» WORK TO BE COMPLETED:
Below are the records. List every line holding the word "title".

[Start of EXCERPTED DATA]

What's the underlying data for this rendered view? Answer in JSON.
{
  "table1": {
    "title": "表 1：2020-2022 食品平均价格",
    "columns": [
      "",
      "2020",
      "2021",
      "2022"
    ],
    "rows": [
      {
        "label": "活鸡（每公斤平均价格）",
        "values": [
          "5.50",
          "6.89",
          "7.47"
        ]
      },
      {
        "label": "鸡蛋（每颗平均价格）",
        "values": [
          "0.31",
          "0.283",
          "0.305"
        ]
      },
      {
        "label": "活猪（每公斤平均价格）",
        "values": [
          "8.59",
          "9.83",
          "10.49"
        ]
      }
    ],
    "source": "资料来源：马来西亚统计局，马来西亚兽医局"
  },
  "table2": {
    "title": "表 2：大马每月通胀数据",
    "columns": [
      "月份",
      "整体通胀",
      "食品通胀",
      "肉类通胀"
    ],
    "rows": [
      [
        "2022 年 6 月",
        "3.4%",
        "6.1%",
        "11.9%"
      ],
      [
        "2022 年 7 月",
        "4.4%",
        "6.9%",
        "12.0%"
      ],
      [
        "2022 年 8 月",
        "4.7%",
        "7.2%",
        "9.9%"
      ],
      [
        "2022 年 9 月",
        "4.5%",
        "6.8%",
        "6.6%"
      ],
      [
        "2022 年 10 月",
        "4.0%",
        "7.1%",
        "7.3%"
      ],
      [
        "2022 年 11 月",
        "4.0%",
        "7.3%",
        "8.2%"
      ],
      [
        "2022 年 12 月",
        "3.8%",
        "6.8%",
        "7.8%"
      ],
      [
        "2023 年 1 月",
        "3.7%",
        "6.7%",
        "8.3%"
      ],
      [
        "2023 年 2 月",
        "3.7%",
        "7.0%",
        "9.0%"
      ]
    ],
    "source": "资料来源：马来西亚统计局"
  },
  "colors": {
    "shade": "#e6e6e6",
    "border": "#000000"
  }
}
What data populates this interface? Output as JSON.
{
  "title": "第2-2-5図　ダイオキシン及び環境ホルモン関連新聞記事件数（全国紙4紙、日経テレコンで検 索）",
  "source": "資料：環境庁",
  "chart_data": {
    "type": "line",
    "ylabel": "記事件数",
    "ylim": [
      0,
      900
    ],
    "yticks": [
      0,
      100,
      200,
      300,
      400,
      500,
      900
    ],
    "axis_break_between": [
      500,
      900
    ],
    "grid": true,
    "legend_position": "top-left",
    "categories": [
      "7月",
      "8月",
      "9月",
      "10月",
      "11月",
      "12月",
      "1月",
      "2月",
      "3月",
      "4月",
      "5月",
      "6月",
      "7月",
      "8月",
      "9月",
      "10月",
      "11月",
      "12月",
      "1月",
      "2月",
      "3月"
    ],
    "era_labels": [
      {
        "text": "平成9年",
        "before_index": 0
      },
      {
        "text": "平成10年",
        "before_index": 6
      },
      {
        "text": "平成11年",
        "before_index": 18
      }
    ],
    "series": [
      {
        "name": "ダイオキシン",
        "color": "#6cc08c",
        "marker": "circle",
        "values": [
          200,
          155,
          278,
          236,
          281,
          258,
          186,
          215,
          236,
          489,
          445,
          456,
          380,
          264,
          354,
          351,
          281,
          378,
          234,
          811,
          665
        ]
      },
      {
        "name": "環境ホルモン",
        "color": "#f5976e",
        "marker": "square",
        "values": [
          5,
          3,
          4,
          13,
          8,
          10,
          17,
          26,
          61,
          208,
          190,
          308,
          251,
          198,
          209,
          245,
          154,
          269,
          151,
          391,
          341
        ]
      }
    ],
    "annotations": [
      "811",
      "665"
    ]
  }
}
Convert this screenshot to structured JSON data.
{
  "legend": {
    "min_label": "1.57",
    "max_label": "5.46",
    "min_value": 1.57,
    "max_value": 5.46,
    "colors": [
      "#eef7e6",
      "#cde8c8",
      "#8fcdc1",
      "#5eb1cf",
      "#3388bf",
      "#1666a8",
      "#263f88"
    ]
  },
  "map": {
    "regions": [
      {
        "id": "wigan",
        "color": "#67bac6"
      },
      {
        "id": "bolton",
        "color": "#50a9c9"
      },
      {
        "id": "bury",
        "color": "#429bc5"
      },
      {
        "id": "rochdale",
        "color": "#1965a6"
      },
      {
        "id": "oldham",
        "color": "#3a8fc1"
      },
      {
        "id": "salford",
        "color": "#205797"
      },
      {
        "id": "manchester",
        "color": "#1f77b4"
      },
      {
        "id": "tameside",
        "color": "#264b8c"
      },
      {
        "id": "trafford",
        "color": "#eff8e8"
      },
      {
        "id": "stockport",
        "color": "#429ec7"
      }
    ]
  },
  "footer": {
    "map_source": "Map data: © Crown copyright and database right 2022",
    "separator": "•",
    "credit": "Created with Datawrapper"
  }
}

[End of EXCERPTED DATA]

» COMPLETE OUTPUT:
    "title": "表 1：2020-2022 食品平均价格",
    "title": "表 2：大马每月通胀数据",
  "title": "第2-2-5図　ダイオキシン及び環境ホルモン関連新聞記事件数（全国紙4紙、日経テレコンで検 索）",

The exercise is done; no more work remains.